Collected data
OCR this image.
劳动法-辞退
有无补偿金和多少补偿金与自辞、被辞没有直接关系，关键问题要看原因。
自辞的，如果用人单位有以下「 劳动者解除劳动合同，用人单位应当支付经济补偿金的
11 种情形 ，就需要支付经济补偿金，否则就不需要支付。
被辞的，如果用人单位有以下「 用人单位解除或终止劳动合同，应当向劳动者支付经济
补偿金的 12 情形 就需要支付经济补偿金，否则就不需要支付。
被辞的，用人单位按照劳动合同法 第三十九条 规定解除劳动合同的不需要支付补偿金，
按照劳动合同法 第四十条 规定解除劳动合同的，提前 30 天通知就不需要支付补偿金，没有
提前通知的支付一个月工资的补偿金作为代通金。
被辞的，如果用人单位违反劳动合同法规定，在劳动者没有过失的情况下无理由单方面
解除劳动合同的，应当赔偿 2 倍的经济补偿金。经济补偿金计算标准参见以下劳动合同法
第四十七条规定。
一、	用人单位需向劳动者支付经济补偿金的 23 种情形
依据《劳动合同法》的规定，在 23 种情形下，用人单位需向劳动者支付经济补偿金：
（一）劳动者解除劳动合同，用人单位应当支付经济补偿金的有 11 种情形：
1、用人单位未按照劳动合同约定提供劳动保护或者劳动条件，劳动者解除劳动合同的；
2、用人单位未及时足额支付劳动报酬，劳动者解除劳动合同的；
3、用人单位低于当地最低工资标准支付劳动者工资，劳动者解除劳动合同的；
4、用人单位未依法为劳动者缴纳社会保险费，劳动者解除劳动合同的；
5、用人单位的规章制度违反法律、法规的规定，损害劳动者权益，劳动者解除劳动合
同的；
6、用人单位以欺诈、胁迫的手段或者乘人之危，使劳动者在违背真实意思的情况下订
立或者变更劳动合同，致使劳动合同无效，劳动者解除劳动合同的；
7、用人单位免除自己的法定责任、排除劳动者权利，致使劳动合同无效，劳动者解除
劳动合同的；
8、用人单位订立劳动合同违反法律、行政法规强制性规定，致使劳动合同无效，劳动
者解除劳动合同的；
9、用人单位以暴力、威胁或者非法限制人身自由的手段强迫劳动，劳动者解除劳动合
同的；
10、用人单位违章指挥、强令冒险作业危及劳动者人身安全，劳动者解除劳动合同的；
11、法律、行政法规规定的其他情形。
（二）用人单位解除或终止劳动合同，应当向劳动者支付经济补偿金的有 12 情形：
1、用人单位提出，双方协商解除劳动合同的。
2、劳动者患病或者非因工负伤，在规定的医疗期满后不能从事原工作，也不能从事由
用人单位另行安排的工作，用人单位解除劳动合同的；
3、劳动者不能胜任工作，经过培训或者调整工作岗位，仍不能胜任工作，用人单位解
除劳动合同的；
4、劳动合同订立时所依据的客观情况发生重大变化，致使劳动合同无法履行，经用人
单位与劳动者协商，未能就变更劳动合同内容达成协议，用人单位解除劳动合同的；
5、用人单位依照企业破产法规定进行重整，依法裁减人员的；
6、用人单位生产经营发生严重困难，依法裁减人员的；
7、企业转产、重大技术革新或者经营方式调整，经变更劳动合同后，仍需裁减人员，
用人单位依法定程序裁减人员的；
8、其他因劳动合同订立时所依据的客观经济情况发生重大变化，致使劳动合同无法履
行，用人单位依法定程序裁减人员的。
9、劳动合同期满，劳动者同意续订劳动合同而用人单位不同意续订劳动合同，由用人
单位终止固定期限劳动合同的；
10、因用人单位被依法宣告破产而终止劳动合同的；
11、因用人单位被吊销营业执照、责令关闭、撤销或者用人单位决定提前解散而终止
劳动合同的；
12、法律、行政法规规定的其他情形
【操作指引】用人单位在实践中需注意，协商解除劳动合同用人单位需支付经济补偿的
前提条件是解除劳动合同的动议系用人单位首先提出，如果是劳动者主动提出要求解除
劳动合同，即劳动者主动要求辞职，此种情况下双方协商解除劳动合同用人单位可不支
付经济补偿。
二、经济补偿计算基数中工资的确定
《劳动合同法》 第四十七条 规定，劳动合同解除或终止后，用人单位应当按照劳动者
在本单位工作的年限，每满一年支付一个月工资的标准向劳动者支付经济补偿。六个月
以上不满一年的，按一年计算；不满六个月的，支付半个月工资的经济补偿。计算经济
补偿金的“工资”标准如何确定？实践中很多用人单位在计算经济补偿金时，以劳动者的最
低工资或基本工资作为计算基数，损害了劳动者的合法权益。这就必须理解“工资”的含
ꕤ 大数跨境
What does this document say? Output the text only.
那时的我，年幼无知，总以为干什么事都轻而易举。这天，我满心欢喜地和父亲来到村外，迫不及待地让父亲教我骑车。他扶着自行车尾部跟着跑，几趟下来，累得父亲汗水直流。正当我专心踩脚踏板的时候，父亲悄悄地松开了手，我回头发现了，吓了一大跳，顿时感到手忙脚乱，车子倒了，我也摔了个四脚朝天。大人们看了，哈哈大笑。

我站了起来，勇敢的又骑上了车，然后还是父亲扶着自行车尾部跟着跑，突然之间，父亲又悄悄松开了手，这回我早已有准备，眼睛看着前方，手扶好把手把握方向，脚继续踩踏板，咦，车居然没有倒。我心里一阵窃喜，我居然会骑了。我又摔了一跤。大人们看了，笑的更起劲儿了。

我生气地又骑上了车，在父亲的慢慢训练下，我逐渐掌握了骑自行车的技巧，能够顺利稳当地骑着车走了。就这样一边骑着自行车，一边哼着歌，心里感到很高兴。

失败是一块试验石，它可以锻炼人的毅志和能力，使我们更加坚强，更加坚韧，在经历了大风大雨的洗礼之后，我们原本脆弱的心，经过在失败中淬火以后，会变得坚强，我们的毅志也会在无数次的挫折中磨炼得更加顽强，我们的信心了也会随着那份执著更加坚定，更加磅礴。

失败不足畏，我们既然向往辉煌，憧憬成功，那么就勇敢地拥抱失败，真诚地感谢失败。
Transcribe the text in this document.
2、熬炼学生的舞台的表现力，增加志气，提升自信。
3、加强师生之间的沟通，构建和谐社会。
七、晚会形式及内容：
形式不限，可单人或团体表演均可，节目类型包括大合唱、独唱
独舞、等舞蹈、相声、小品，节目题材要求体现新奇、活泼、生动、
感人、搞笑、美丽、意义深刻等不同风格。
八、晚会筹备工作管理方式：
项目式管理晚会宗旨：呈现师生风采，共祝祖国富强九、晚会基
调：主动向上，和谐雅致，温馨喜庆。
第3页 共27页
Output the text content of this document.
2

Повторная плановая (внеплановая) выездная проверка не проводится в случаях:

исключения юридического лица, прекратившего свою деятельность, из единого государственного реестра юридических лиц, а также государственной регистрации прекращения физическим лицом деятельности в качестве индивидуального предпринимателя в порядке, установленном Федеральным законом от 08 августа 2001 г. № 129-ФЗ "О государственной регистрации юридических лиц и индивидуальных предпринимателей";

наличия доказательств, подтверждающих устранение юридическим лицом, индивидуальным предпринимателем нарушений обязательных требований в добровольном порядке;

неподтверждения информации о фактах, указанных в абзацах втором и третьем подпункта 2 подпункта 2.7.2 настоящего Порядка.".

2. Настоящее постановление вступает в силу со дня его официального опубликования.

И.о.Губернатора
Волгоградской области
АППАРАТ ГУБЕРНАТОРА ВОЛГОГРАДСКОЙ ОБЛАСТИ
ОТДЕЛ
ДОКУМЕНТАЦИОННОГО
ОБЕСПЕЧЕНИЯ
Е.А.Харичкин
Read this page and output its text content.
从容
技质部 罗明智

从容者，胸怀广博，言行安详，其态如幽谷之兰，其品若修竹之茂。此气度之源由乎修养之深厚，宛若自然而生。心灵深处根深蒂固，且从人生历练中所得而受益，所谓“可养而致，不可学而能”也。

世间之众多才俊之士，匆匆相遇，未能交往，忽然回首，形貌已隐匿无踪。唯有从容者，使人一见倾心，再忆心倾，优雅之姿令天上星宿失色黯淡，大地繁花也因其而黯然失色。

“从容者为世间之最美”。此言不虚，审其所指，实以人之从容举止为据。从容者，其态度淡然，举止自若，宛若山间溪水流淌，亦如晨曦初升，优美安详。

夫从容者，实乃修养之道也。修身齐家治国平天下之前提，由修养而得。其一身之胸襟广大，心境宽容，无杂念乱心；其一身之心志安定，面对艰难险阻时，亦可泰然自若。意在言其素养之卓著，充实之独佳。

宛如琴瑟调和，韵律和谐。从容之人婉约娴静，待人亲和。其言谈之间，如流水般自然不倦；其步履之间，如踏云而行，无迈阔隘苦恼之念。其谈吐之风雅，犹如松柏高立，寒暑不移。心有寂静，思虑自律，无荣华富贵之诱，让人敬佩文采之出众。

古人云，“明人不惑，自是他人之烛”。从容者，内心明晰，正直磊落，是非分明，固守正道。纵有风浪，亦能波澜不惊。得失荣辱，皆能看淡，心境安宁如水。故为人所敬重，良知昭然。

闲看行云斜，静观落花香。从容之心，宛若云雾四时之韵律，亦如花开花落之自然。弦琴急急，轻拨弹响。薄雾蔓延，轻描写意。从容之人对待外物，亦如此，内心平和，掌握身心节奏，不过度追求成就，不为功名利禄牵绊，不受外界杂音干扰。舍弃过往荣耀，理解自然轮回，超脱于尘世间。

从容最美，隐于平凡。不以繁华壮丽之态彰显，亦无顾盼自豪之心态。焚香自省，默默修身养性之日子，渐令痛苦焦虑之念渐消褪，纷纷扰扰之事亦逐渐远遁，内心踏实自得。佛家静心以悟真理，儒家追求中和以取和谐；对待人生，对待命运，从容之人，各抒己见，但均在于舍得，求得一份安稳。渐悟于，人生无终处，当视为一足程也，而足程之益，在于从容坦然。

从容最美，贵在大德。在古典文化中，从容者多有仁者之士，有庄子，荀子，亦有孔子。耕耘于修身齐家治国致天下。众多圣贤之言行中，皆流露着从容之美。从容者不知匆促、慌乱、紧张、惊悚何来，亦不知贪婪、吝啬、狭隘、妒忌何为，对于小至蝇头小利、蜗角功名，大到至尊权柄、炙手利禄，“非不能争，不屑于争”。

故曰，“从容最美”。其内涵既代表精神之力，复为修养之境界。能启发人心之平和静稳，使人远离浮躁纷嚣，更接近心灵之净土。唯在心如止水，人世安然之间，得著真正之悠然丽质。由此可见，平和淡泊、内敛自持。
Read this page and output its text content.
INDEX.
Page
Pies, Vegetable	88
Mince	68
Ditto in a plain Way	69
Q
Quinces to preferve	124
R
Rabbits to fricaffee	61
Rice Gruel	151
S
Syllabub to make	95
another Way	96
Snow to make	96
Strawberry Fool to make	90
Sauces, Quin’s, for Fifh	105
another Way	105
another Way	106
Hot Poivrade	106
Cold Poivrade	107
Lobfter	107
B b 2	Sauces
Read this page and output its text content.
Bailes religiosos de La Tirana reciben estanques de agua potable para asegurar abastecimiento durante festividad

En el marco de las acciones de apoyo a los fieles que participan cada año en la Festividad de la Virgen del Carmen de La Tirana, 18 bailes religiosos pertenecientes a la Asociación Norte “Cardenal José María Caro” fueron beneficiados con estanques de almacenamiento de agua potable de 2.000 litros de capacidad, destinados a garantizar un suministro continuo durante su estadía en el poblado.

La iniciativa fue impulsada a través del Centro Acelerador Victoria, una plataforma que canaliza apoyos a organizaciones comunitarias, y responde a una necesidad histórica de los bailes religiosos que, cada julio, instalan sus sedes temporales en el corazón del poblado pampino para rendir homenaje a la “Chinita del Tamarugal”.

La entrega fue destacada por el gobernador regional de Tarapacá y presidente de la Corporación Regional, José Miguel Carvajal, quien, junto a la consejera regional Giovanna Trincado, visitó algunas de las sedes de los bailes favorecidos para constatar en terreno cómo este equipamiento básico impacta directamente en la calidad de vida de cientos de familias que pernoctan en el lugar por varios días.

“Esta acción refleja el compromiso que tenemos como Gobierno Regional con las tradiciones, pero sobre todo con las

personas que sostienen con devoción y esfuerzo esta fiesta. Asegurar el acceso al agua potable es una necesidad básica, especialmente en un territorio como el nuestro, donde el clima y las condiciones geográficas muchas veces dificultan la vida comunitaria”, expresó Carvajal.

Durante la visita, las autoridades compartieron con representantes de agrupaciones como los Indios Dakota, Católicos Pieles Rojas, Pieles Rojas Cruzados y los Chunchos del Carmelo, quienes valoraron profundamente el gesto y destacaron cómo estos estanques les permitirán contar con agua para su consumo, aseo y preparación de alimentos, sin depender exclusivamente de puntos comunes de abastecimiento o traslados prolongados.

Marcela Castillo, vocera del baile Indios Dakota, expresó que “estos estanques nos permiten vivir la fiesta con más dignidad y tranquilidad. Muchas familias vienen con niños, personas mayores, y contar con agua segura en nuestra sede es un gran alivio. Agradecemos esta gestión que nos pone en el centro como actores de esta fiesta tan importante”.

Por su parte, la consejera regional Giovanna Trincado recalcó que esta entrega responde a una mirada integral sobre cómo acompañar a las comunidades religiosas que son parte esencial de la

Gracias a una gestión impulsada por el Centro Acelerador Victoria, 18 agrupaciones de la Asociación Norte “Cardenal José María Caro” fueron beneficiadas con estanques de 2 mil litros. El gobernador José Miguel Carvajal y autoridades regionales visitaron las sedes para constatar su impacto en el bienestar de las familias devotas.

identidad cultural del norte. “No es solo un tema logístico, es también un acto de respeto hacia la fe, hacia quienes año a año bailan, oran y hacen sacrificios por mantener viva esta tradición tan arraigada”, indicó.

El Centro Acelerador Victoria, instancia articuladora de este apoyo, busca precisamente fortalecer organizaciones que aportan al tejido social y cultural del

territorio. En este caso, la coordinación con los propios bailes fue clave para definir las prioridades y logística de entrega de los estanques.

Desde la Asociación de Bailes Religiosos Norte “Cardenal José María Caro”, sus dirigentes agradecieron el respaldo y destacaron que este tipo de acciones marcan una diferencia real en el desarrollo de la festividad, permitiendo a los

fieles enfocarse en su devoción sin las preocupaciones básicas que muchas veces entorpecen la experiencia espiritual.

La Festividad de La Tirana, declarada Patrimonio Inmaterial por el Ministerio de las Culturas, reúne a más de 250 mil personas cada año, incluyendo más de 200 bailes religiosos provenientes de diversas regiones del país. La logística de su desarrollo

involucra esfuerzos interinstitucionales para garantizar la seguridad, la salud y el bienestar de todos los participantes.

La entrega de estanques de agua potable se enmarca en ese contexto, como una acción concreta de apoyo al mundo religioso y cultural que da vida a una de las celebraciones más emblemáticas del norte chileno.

- **EXERCISE OBJECTIVE**
Go through the data and count each line that has the word "Sauces", then give the total alone.

- **ANSWER TO THE TASK**
2